§ Brief
Starting with the first line and ending with the last, transcribe the data exactly.

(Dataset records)
---+---
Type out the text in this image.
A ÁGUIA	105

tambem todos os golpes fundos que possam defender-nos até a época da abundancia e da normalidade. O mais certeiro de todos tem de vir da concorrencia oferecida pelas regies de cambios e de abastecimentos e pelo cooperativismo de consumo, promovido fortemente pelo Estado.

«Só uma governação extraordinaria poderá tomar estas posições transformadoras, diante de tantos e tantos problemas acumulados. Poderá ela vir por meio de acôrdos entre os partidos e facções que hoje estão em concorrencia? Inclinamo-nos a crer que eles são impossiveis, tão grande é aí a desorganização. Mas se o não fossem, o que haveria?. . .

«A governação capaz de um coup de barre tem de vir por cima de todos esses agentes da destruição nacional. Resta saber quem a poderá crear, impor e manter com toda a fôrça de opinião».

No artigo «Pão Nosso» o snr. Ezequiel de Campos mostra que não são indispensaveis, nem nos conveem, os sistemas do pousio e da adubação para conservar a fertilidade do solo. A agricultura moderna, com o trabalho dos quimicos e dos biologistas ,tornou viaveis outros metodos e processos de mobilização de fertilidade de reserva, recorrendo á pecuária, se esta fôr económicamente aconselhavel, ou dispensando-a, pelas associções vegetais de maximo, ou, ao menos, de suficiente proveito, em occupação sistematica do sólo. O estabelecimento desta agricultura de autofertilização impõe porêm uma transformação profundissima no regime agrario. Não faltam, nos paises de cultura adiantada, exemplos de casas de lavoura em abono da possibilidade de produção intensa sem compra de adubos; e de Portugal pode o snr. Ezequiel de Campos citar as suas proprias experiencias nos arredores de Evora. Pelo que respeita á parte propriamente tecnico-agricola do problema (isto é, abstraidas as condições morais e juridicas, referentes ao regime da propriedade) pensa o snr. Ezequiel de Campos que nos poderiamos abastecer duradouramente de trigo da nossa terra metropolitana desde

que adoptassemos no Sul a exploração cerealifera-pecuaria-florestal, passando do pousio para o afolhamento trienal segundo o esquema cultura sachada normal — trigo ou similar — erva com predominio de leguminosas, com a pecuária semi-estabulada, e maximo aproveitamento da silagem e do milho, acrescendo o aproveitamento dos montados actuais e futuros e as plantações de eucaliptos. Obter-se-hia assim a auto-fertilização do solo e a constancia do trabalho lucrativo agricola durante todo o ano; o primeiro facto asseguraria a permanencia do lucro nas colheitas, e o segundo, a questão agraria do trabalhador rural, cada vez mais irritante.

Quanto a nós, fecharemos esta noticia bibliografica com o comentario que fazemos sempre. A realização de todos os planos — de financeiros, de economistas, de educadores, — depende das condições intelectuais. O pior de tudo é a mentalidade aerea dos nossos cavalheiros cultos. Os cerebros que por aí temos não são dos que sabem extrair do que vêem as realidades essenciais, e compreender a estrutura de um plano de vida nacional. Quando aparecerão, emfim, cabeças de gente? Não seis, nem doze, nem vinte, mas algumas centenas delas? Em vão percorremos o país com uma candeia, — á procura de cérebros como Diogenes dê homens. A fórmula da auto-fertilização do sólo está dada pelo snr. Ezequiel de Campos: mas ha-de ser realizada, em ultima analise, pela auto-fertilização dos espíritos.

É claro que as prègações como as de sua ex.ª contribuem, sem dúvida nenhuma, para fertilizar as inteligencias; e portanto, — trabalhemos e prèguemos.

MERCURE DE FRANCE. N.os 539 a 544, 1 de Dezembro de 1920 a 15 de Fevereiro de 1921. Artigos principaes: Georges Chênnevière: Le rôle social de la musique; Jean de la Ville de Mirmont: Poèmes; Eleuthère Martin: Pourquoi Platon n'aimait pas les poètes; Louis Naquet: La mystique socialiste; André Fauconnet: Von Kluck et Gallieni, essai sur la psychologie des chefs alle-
---+---
§ Response below
Type out the text in this image.
A ÁGUIA	105

tambem todos os golpes fundos que possam defender-nos até a época da abundancia e da normalidade. O mais certeiro de todos tem de vir da concorrencia oferecida pelas regies de cambios e de abastecimentos e pelo cooperativismo de consumo, promovido fortemente pelo Estado.

«Só uma governação extraordinaria poderá tomar estas posições transformadoras, diante de tantos e tantos problemas acumulados. Poderá ela vir por meio de acôrdos entre os partidos e facções que hoje estão em concorrencia? Inclinamo-nos a crer que eles são impossiveis, tão grande é aí a desorganização. Mas se o não fossem, o que haveria?. . .

«A governação capaz de um coup de barre tem de vir por cima de todos esses agentes da destruição nacional. Resta saber quem a poderá crear, impor e manter com toda a fôrça de opinião».

No artigo «Pão Nosso» o snr. Ezequiel de Campos mostra que não são indispensaveis, nem nos conveem, os sistemas do pousio e da adubação para conservar a fertilidade do solo. A agricultura moderna, com o trabalho dos quimicos e dos biologistas ,tornou viaveis outros metodos e processos de mobilização de fertilidade de reserva, recorrendo á pecuária, se esta fôr económicamente aconselhavel, ou dispensando-a, pelas associções vegetais de maximo, ou, ao menos, de suficiente proveito, em occupação sistematica do sólo. O estabelecimento desta agricultura de autofertilização impõe porêm uma transformação profundissima no regime agrario. Não faltam, nos paises de cultura adiantada, exemplos de casas de lavoura em abono da possibilidade de produção intensa sem compra de adubos; e de Portugal pode o snr. Ezequiel de Campos citar as suas proprias experiencias nos arredores de Evora. Pelo que respeita á parte propriamente tecnico-agricola do problema (isto é, abstraidas as condições morais e juridicas, referentes ao regime da propriedade) pensa o snr. Ezequiel de Campos que nos poderiamos abastecer duradouramente de trigo da nossa terra metropolitana desde

que adoptassemos no Sul a exploração cerealifera-pecuaria-florestal, passando do pousio para o afolhamento trienal segundo o esquema cultura sachada normal — trigo ou similar — erva com predominio de leguminosas, com a pecuária semi-estabulada, e maximo aproveitamento da silagem e do milho, acrescendo o aproveitamento dos montados actuais e futuros e as plantações de eucaliptos. Obter-se-hia assim a auto-fertilização do solo e a constancia do trabalho lucrativo agricola durante todo o ano; o primeiro facto asseguraria a permanencia do lucro nas colheitas, e o segundo, a questão agraria do trabalhador rural, cada vez mais irritante.

Quanto a nós, fecharemos esta noticia bibliografica com o comentario que fazemos sempre. A realização de todos os planos — de financeiros, de economistas, de educadores, — depende das condições intelectuais. O pior de tudo é a mentalidade aerea dos nossos cavalheiros cultos. Os cerebros que por aí temos não são dos que sabem extrair do que vêem as realidades essenciais, e compreender a estrutura de um plano de vida nacional. Quando aparecerão, emfim, cabeças de gente? Não seis, nem doze, nem vinte, mas algumas centenas delas? Em vão percorremos o país com uma candeia, — á procura de cérebros como Diogenes dê homens. A fórmula da auto-fertilização do sólo está dada pelo snr. Ezequiel de Campos: mas ha-de ser realizada, em ultima analise, pela auto-fertilização dos espíritos.

É claro que as prègações como as de sua ex.ª contribuem, sem dúvida nenhuma, para fertilizar as inteligencias; e portanto, — trabalhemos e prèguemos.

MERCURE DE FRANCE. N.os 539 a 544, 1 de Dezembro de 1920 a 15 de Fevereiro de 1921. Artigos principaes: Georges Chênnevière: Le rôle social de la musique; Jean de la Ville de Mirmont: Poèmes; Eleuthère Martin: Pourquoi Platon n'aimait pas les poètes; Louis Naquet: La mystique socialiste; André Fauconnet: Von Kluck et Gallieni, essai sur la psychologie des chefs alle-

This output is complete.